_TE LEZEN FRAGMENT_
De kosteloze service is een gewaagde stap voor een grote retailer, vond ook Mariëlle Rooswinkel, manager marketing, communicatie en formule bij Karwei. In plaats van dat je een nieuwe boor verkoopt, repareer je gratis een exemplaar dat al jaren ligt te verstoffen in de schuur van je klant. En toch zette ze samen met haar team door. De eerste resultaten laten een positief beeld zien: Karwei bedient met de service een volledig nieuwe klantgroep die eerder niet bij de bouwmarkt op de radar was. “Ik heb die ochtend vol verbazing zitten kijken waar mensen mee binnenkwamen”, Rooswinkel lacht bij de herinnering aan de kick-off van de Reparatiestudio in Barendrecht. “Volle steekkarren, met magnetrons tot scheerapparaten. Het was een drukte van jewelste: mensen moest zich intekenen om hun eigendommen te laten repareren. Ik had je nooit durven vertellen dat dít de uitkomst was.”
Precies daarom: vijf lessen van de duurzaamheidsreis van Karwei.
1. Maak spannende keuzes
“Tijdens corona begonnen we met een upcycle campagne: we riepen klanten op om oude materialen nieuw leven in te blazen. Hartstikke spannend: in plaats van onze eigen meubels te verkopen, stimuleerden we klanten om het oude kastje in de schuur op te knappen. Daar kwamen gelukkig veel positieve reacties op binnen.
We begonnen ons af te vragen: hoe geven we duurzaamheid binnen onze merkstrategie een nieuwe betekenis? We gingen met elkaar om tafel en besloten een recyclestraat te openen. Achterliggende gedachte: erachter komen welke producten massaal worden weggegooid, maar nog prima doorkunnen voor een nieuwe ronde. Vanuit het gevoel ‘hier móeten we toch iets mee?’ kwamen mijn collega’s (Michelle van Dijk en Margreeth Pape) op het idee van de Reparatiestudio en de samenwerking met het Repair Café.”
2. Maak keuzes op productmateriaal-niveau
“In 2017 hebben we ons merk opnieuw in de markt gezet. Geen enkele Nederlandse bouwmarkt maakte destijds een koppeling met het smaakvolle karakter van een woonwinkel. Omdat dit onze merkbelofte is geworden – ‘de bouwmarkt met smaak’ – willen we beroemd worden op het gebied van raamdecoratie, verlichting, vloer en muur.

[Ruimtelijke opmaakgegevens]
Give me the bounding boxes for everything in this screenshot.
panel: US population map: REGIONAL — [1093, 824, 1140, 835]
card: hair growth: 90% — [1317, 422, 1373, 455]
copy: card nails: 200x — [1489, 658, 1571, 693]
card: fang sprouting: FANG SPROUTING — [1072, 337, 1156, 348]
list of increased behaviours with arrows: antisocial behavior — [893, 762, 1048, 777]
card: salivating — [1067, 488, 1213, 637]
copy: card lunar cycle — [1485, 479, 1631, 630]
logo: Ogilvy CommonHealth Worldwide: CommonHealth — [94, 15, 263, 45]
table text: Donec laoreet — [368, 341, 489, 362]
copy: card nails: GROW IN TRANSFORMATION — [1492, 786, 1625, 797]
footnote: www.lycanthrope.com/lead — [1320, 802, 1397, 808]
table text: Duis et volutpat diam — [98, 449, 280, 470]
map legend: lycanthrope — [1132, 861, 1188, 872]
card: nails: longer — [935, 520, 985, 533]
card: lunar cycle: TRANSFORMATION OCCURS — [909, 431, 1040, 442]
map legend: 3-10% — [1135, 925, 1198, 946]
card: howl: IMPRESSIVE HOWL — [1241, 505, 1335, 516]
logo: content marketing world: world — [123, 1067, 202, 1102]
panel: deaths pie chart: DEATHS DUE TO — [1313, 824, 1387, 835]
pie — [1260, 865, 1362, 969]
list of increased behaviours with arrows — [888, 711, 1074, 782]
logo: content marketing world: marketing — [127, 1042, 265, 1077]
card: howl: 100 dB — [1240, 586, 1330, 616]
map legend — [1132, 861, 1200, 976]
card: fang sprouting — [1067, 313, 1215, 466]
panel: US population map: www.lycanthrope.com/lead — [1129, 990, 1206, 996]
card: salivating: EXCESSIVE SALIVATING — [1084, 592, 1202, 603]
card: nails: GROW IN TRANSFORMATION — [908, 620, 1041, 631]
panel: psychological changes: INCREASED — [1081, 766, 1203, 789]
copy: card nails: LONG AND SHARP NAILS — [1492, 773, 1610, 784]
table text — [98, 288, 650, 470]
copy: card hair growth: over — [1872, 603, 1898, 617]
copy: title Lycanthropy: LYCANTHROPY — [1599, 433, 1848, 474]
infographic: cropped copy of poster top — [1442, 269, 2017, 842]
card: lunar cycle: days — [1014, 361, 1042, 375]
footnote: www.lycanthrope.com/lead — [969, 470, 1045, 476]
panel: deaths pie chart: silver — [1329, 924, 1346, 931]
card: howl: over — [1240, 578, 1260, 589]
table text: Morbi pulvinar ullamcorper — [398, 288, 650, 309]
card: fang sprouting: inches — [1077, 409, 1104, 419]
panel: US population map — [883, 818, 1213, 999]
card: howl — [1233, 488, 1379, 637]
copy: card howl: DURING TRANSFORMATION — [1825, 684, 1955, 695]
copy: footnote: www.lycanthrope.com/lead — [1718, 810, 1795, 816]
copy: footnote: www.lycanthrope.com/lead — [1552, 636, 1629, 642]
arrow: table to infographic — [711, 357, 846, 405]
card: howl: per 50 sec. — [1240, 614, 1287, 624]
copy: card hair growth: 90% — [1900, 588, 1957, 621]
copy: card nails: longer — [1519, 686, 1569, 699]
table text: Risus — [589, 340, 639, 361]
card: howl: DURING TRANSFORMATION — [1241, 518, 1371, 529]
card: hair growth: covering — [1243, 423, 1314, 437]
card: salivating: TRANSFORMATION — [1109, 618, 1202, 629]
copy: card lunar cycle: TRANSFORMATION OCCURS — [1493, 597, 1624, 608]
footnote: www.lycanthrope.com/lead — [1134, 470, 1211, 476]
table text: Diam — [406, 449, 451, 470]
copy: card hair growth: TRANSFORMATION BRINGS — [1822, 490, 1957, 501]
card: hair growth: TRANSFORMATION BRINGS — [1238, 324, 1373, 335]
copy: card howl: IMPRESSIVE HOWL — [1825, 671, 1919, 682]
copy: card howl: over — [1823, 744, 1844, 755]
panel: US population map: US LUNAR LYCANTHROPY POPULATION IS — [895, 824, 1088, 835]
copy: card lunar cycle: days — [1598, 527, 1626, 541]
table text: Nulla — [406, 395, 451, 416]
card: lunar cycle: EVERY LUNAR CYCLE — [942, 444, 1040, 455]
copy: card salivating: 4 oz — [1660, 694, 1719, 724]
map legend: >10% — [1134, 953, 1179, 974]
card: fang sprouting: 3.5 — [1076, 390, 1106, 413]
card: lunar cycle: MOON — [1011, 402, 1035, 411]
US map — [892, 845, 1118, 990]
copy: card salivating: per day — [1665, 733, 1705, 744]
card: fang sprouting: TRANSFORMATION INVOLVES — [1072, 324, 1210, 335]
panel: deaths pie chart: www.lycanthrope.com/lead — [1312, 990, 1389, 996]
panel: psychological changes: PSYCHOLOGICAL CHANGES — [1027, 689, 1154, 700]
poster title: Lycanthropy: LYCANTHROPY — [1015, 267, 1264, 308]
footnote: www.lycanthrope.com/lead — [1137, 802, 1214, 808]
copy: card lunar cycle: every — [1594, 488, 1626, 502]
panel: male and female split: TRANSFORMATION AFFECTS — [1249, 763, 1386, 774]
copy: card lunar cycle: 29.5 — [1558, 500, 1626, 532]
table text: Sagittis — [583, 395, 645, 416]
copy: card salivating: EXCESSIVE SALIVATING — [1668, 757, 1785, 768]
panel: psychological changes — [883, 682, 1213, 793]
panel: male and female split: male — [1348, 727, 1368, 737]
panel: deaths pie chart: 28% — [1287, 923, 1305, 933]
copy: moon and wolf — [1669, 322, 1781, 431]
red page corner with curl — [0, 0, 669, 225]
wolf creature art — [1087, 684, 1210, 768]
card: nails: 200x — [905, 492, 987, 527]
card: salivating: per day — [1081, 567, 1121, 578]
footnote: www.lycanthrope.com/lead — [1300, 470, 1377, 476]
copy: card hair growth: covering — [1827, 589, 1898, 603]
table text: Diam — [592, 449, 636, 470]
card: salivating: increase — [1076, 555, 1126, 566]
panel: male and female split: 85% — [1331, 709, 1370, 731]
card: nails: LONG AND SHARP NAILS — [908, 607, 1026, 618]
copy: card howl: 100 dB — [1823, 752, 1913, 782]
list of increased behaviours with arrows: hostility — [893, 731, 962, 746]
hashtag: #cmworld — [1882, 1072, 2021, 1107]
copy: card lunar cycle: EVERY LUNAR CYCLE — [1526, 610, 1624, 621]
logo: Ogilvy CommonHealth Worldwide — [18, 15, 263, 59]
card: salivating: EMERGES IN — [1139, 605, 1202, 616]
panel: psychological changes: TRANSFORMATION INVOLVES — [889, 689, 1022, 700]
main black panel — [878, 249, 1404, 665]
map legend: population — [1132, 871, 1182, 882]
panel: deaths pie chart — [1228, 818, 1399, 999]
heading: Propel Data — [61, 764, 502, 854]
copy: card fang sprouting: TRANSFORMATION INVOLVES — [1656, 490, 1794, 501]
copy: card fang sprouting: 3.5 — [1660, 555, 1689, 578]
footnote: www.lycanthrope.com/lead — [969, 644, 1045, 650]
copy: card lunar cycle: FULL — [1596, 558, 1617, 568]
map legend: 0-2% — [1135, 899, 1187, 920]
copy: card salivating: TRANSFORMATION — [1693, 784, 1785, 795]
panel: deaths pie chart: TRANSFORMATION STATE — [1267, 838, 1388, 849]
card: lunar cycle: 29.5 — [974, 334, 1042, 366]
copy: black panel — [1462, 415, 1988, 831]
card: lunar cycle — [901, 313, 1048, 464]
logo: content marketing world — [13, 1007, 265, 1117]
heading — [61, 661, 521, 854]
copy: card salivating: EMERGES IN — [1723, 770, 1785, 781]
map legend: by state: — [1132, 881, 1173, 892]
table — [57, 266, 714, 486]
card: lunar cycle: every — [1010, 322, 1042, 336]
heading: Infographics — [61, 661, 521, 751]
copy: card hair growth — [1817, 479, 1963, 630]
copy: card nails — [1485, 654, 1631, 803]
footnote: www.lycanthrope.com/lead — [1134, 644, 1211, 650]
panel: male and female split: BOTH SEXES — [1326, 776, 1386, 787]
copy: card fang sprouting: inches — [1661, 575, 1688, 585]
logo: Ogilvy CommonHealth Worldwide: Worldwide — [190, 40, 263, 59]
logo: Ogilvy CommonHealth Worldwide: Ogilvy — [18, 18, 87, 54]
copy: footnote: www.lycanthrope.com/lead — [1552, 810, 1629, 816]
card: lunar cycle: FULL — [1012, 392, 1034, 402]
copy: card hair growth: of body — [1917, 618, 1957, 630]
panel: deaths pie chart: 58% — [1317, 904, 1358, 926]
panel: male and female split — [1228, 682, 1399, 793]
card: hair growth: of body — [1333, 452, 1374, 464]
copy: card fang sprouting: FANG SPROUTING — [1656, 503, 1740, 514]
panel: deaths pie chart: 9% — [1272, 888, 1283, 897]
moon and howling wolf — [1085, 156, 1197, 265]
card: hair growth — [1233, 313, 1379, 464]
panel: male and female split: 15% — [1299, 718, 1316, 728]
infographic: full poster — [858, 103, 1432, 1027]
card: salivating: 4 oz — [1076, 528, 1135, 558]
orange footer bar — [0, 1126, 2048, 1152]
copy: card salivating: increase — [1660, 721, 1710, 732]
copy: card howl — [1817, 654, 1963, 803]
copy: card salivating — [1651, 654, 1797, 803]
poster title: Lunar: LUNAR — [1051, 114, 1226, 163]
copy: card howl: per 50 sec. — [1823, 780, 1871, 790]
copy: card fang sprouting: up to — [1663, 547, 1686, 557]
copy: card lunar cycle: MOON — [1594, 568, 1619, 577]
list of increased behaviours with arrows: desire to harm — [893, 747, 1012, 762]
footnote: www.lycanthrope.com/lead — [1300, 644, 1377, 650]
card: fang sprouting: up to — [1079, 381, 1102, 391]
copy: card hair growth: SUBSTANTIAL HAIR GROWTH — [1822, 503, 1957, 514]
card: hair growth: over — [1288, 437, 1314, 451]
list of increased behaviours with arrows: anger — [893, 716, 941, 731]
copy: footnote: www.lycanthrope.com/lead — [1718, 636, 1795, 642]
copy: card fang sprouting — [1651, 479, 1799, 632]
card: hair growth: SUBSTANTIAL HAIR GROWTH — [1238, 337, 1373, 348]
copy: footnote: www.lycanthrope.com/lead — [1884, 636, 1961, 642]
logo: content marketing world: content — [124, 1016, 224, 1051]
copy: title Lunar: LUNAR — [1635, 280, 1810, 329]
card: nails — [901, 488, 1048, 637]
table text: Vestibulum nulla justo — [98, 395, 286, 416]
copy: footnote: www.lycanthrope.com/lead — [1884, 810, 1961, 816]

_UITDAGINGEN_
1. In welke plaats vond volgens het fragment over Karwei de kick-off van de Reparatiestudio plaats?
2. Schrijf uit het fragment over Karwei alles over, vanaf "We begonnen ons" tot en met "vloer en muur.".

_ANTWOORDEN_
1. In Barendrecht.

2.
We begonnen ons af te vragen: hoe geven we duurzaamheid binnen onze merkstrategie een nieuwe betekenis? We gingen met elkaar om tafel en besloten een recyclestraat te openen. Achterliggende gedachte: erachter komen welke producten massaal worden weggegooid, maar nog prima doorkunnen voor een nieuwe ronde. Vanuit het gevoel ‘hier móeten we toch iets mee?’ kwamen mijn collega’s (Michelle van Dijk en Margreeth Pape) op het idee van de Reparatiestudio en de samenwerking met het Repair Café.”
2. Maak keuzes op productmateriaal-niveau
“In 2017 hebben we ons merk opnieuw in de markt gezet. Geen enkele Nederlandse bouwmarkt maakte destijds een koppeling met het smaakvolle karakter van een woonwinkel. Omdat dit onze merkbelofte is geworden – ‘de bouwmarkt met smaak’ – willen we beroemd worden op het gebied van raamdecoratie, verlichting, vloer en muur.